§ BRIEF
Omit all pictures and give the records below again exactly as written.

§ DATA IN THIS EXERCISE

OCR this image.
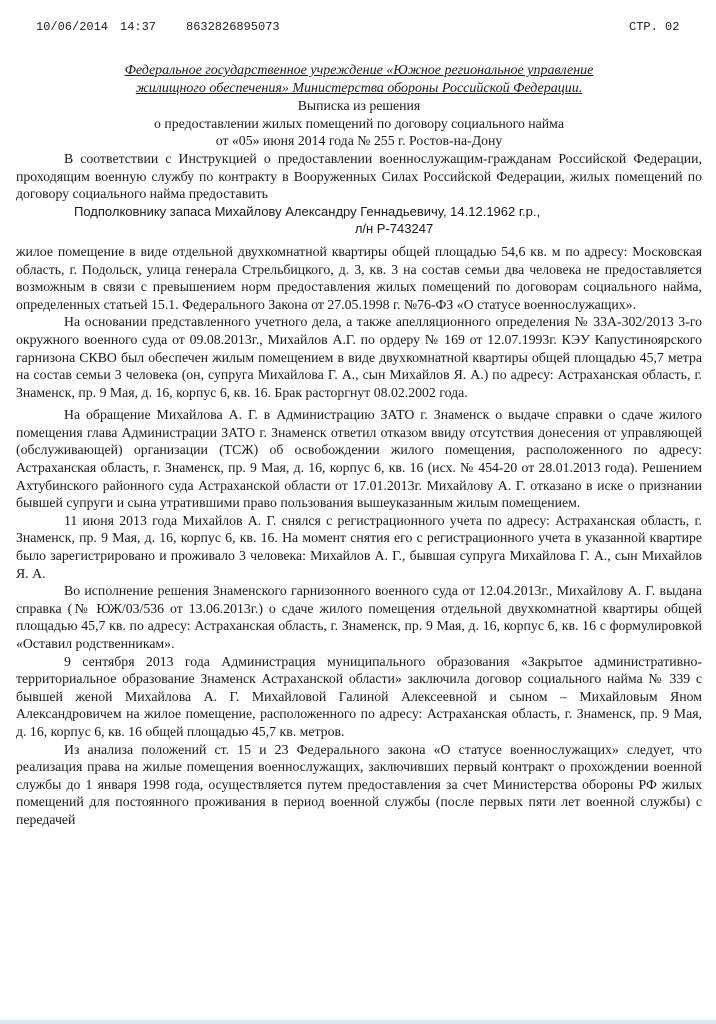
10/06/2014 14:37 8632826895073	СТР. 02
Федеральное государственное учреждение «Южное региональное управление
жилищного обеспечения» Министерства обороны Российской Федерации.
Выписка из решения
о предоставлении жилых помещений по договору социального найма
от «05» июня 2014 года № 255 г. Ростов-на-Дону

В соответствии с Инструкцией о предоставлении военнослужащим-гражданам Российской Федерации, проходящим военную службу по контракту в Вооруженных Силах Российской Федерации, жилых помещений по договору социального найма предоставить

Подполковнику запаса Михайлову Александру Геннадьевичу, 14.12.1962 г.р.,
л/н Р-743247

жилое помещение в виде отдельной двухкомнатной квартиры общей площадью 54,6 кв. м по адресу: Московская область, г. Подольск, улица генерала Стрельбицкого, д. 3, кв. 3 на состав семьи два человека не предоставляется возможным в связи с превышением норм предоставления жилых помещений по договорам социального найма, определенных статьей 15.1. Федерального Закона от 27.05.1998 г. №76-ФЗ «О статусе военнослужащих».

На основании представленного учетного дела, а также апелляционного определения № 33А-302/2013 3-го окружного военного суда от 09.08.2013г., Михайлов А.Г. по ордеру № 169 от 12.07.1993г. КЭУ Капустиноярского гарнизона СКВО был обеспечен жилым помещением в виде двухкомнатной квартиры общей площадью 45,7 метра на состав семьи 3 человека (он, супруга Михайлова Г. А., сын Михайлов Я. А.) по адресу: Астраханская область, г. Знаменск, пр. 9 Мая, д. 16, корпус 6, кв. 16. Брак расторгнут 08.02.2002 года.

На обращение Михайлова А. Г. в Администрацию ЗАТО г. Знаменск о выдаче справки о сдаче жилого помещения глава Администрации ЗАТО г. Знаменск ответил отказом ввиду отсутствия донесения от управляющей (обслуживающей) организации (ТСЖ) об освобождении жилого помещения, расположенного по адресу: Астраханская область, г. Знаменск, пр. 9 Мая, д. 16, корпус 6, кв. 16 (исх. № 454-20 от 28.01.2013 года). Решением Ахтубинского районного суда Астраханской области от 17.01.2013г. Михайлову А. Г. отказано в иске о признании бывшей супруги и сына утратившими право пользования вышеуказанным жилым помещением.

11 июня 2013 года Михайлов А. Г. снялся с регистрационного учета по адресу: Астраханская область, г. Знаменск, пр. 9 Мая, д. 16, корпус 6, кв. 16. На момент снятия его с регистрационного учета в указанной квартире было зарегистрировано и проживало 3 человека: Михайлов А. Г., бывшая супруга Михайлова Г. А., сын Михайлов Я. А.

Во исполнение решения Знаменского гарнизонного военного суда от 12.04.2013г., Михайлову А. Г. выдана справка (№ ЮЖ/03/536 от 13.06.2013г.) о сдаче жилого помещения отдельной двухкомнатной квартиры общей площадью 45,7 кв. по адресу: Астраханская область, г. Знаменск, пр. 9 Мая, д. 16, корпус 6, кв. 16 с формулировкой «Оставил родственникам».

9 сентября 2013 года Администрация муниципального образования «Закрытое административно-территориальное образование Знаменск Астраханской области» заключила договор социального найма № 339 с бывшей женой Михайлова А. Г. Михайловой Галиной Алексеевной и сыном – Михайловым Яном Александровичем на жилое помещение, расположенного по адресу: Астраханская область, г. Знаменск, пр. 9 Мая, д. 16, корпус 6, кв. 16 общей площадью 45,7 кв. метров.

Из анализа положений ст. 15 и 23 Федерального закона «О статусе военнослужащих» следует, что реализация права на жилые помещения военнослужащих, заключивших первый контракт о прохождении военной службы до 1 января 1998 года, осуществляется путем предоставления за счет Министерства обороны РФ жилых помещений для постоянного проживания в период военной службы (после первых пяти лет военной службы) с передачей
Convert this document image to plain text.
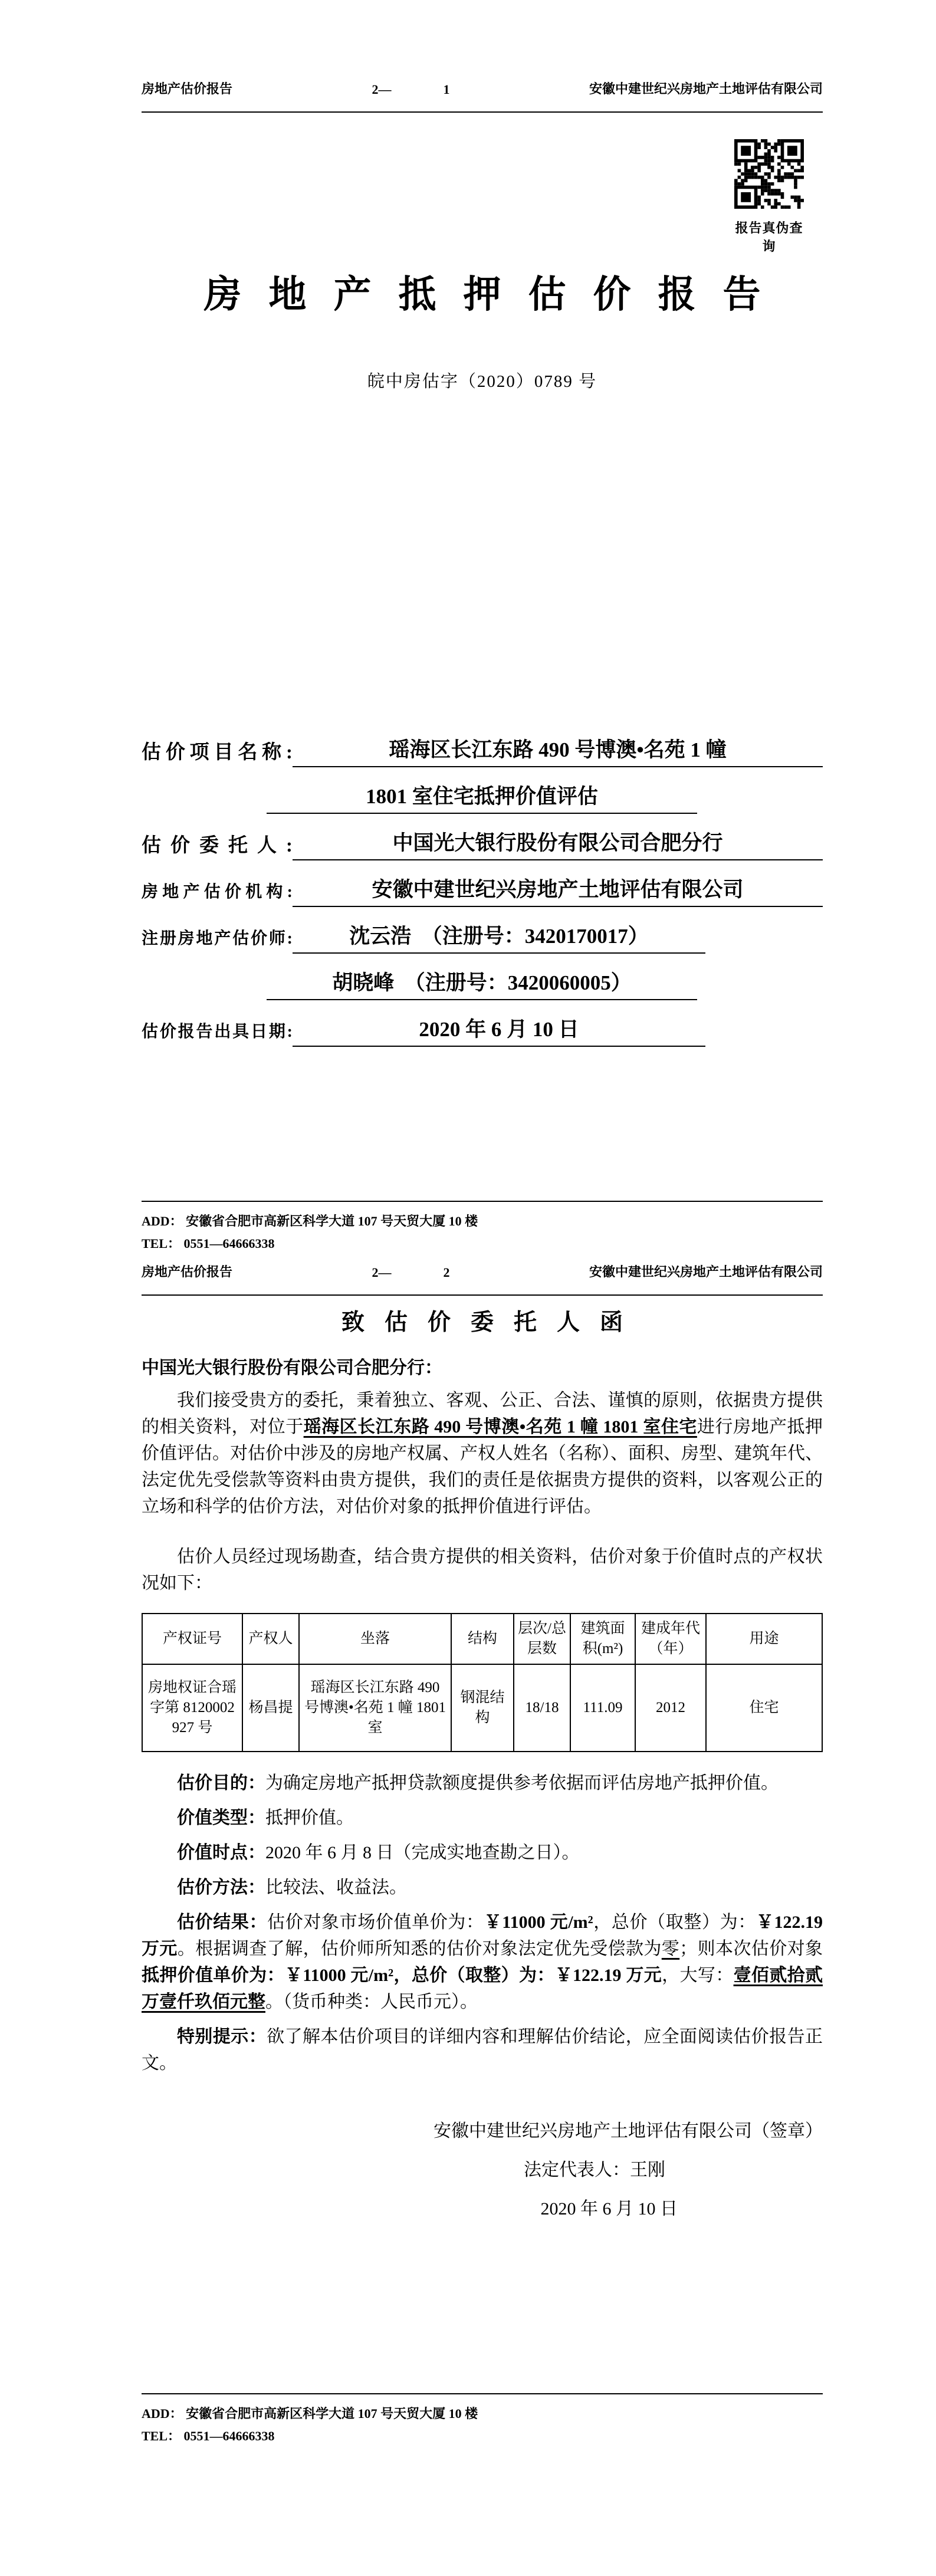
房地产估价报告	2—	1	安徽中建世纪兴房地产土地评估有限公司
报告真伪查询
房地产抵押估价报告
皖中房估字（2020）0789 号
估价项目名称:	瑶海区长江东路 490 号博澳•名苑 1 幢
1801 室住宅抵押价值评估
估价委托人:	中国光大银行股份有限公司合肥分行
房地产估价机构:	安徽中建世纪兴房地产土地评估有限公司
注册房地产估价师:	沈云浩　（注册号：3420170017）
胡晓峰　（注册号：3420060005）
估价报告出具日期:	2020 年 6 月 10 日
ADD： 安徽省合肥市高新区科学大道 107 号天贸大厦 10 楼
TEL： 0551—64666338
房地产估价报告	2—	2	安徽中建世纪兴房地产土地评估有限公司
致估价委托人函
中国光大银行股份有限公司合肥分行：

我们接受贵方的委托，秉着独立、客观、公正、合法、谨慎的原则，依据贵方提供的相关资料，对位于瑶海区长江东路 490 号博澳•名苑 1 幢 1801 室住宅进行房地产抵押价值评估。对估价中涉及的房地产权属、产权人姓名（名称）、面积、房型、建筑年代、法定优先受偿款等资料由贵方提供，我们的责任是依据贵方提供的资料，以客观公正的立场和科学的估价方法，对估价对象的抵押价值进行评估。

估价人员经过现场勘查，结合贵方提供的相关资料，估价对象于价值时点的产权状况如下：

产权证号	产权人	坐落	结构	层次/总层数	建筑面积(m²)	建成年代（年）	用途
房地权证合瑶字第 8120002927 号	杨昌提	瑶海区长江东路 490 号博澳•名苑 1 幢 1801 室	钢混结构	18/18	111.09	2012	住宅

估价目的：为确定房地产抵押贷款额度提供参考依据而评估房地产抵押价值。

价值类型：抵押价值。

价值时点：2020 年 6 月 8 日（完成实地查勘之日）。

估价方法：比较法、收益法。

估价结果：估价对象市场价值单价为：￥11000 元/m²，总价（取整）为：￥122.19 万元。根据调查了解，估价师所知悉的估价对象法定优先受偿款为零；则本次估价对象抵押价值单价为：￥11000 元/m²，总价（取整）为：￥122.19 万元，大写：壹佰贰拾贰万壹仟玖佰元整。（货币种类：人民币元）。

特别提示：欲了解本估价项目的详细内容和理解估价结论，应全面阅读估价报告正文。

安徽中建世纪兴房地产土地评估有限公司（签章）
法定代表人：王刚
2020 年 6 月 10 日
ADD： 安徽省合肥市高新区科学大道 107 号天贸大厦 10 楼
TEL： 0551—64666338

§ PROBLEM SOLUTION
OCR this image.
10/06/2014 14:37 8632826895073	СТР. 02
Федеральное государственное учреждение «Южное региональное управление
жилищного обеспечения» Министерства обороны Российской Федерации.
Выписка из решения
о предоставлении жилых помещений по договору социального найма
от «05» июня 2014 года № 255 г. Ростов-на-Дону

В соответствии с Инструкцией о предоставлении военнослужащим-гражданам Российской Федерации, проходящим военную службу по контракту в Вооруженных Силах Российской Федерации, жилых помещений по договору социального найма предоставить

Подполковнику запаса Михайлову Александру Геннадьевичу, 14.12.1962 г.р.,
л/н Р-743247

жилое помещение в виде отдельной двухкомнатной квартиры общей площадью 54,6 кв. м по адресу: Московская область, г. Подольск, улица генерала Стрельбицкого, д. 3, кв. 3 на состав семьи два человека не предоставляется возможным в связи с превышением норм предоставления жилых помещений по договорам социального найма, определенных статьей 15.1. Федерального Закона от 27.05.1998 г. №76-ФЗ «О статусе военнослужащих».

На основании представленного учетного дела, а также апелляционного определения № 33А-302/2013 3-го окружного военного суда от 09.08.2013г., Михайлов А.Г. по ордеру № 169 от 12.07.1993г. КЭУ Капустиноярского гарнизона СКВО был обеспечен жилым помещением в виде двухкомнатной квартиры общей площадью 45,7 метра на состав семьи 3 человека (он, супруга Михайлова Г. А., сын Михайлов Я. А.) по адресу: Астраханская область, г. Знаменск, пр. 9 Мая, д. 16, корпус 6, кв. 16. Брак расторгнут 08.02.2002 года.

На обращение Михайлова А. Г. в Администрацию ЗАТО г. Знаменск о выдаче справки о сдаче жилого помещения глава Администрации ЗАТО г. Знаменск ответил отказом ввиду отсутствия донесения от управляющей (обслуживающей) организации (ТСЖ) об освобождении жилого помещения, расположенного по адресу: Астраханская область, г. Знаменск, пр. 9 Мая, д. 16, корпус 6, кв. 16 (исх. № 454-20 от 28.01.2013 года). Решением Ахтубинского районного суда Астраханской области от 17.01.2013г. Михайлову А. Г. отказано в иске о признании бывшей супруги и сына утратившими право пользования вышеуказанным жилым помещением.

11 июня 2013 года Михайлов А. Г. снялся с регистрационного учета по адресу: Астраханская область, г. Знаменск, пр. 9 Мая, д. 16, корпус 6, кв. 16. На момент снятия его с регистрационного учета в указанной квартире было зарегистрировано и проживало 3 человека: Михайлов А. Г., бывшая супруга Михайлова Г. А., сын Михайлов Я. А.

Во исполнение решения Знаменского гарнизонного военного суда от 12.04.2013г., Михайлову А. Г. выдана справка (№ ЮЖ/03/536 от 13.06.2013г.) о сдаче жилого помещения отдельной двухкомнатной квартиры общей площадью 45,7 кв. по адресу: Астраханская область, г. Знаменск, пр. 9 Мая, д. 16, корпус 6, кв. 16 с формулировкой «Оставил родственникам».

9 сентября 2013 года Администрация муниципального образования «Закрытое административно-территориальное образование Знаменск Астраханской области» заключила договор социального найма № 339 с бывшей женой Михайлова А. Г. Михайловой Галиной Алексеевной и сыном – Михайловым Яном Александровичем на жилое помещение, расположенного по адресу: Астраханская область, г. Знаменск, пр. 9 Мая, д. 16, корпус 6, кв. 16 общей площадью 45,7 кв. метров.

Из анализа положений ст. 15 и 23 Федерального закона «О статусе военнослужащих» следует, что реализация права на жилые помещения военнослужащих, заключивших первый контракт о прохождении военной службы до 1 января 1998 года, осуществляется путем предоставления за счет Министерства обороны РФ жилых помещений для постоянного проживания в период военной службы (после первых пяти лет военной службы) с передачей
Convert this document image to plain text.
房地产估价报告	2—	1	安徽中建世纪兴房地产土地评估有限公司
报告真伪查询
房地产抵押估价报告
皖中房估字（2020）0789 号
估价项目名称:	瑶海区长江东路 490 号博澳•名苑 1 幢
1801 室住宅抵押价值评估
估价委托人:	中国光大银行股份有限公司合肥分行
房地产估价机构:	安徽中建世纪兴房地产土地评估有限公司
注册房地产估价师:	沈云浩　（注册号：3420170017）
胡晓峰　（注册号：3420060005）
估价报告出具日期:	2020 年 6 月 10 日
ADD： 安徽省合肥市高新区科学大道 107 号天贸大厦 10 楼
TEL： 0551—64666338
房地产估价报告	2—	2	安徽中建世纪兴房地产土地评估有限公司
致估价委托人函
中国光大银行股份有限公司合肥分行：

我们接受贵方的委托，秉着独立、客观、公正、合法、谨慎的原则，依据贵方提供的相关资料，对位于瑶海区长江东路 490 号博澳•名苑 1 幢 1801 室住宅进行房地产抵押价值评估。对估价中涉及的房地产权属、产权人姓名（名称）、面积、房型、建筑年代、法定优先受偿款等资料由贵方提供，我们的责任是依据贵方提供的资料，以客观公正的立场和科学的估价方法，对估价对象的抵押价值进行评估。

估价人员经过现场勘查，结合贵方提供的相关资料，估价对象于价值时点的产权状况如下：

产权证号	产权人	坐落	结构	层次/总层数	建筑面积(m²)	建成年代（年）	用途
房地权证合瑶字第 8120002927 号	杨昌提	瑶海区长江东路 490 号博澳•名苑 1 幢 1801 室	钢混结构	18/18	111.09	2012	住宅

估价目的：为确定房地产抵押贷款额度提供参考依据而评估房地产抵押价值。

价值类型：抵押价值。

价值时点：2020 年 6 月 8 日（完成实地查勘之日）。

估价方法：比较法、收益法。

估价结果：估价对象市场价值单价为：￥11000 元/m²，总价（取整）为：￥122.19 万元。根据调查了解，估价师所知悉的估价对象法定优先受偿款为零；则本次估价对象抵押价值单价为：￥11000 元/m²，总价（取整）为：￥122.19 万元，大写：壹佰贰拾贰万壹仟玖佰元整。（货币种类：人民币元）。

特别提示：欲了解本估价项目的详细内容和理解估价结论，应全面阅读估价报告正文。

安徽中建世纪兴房地产土地评估有限公司（签章）
法定代表人：王刚
2020 年 6 月 10 日
ADD： 安徽省合肥市高新区科学大道 107 号天贸大厦 10 楼
TEL： 0551—64666338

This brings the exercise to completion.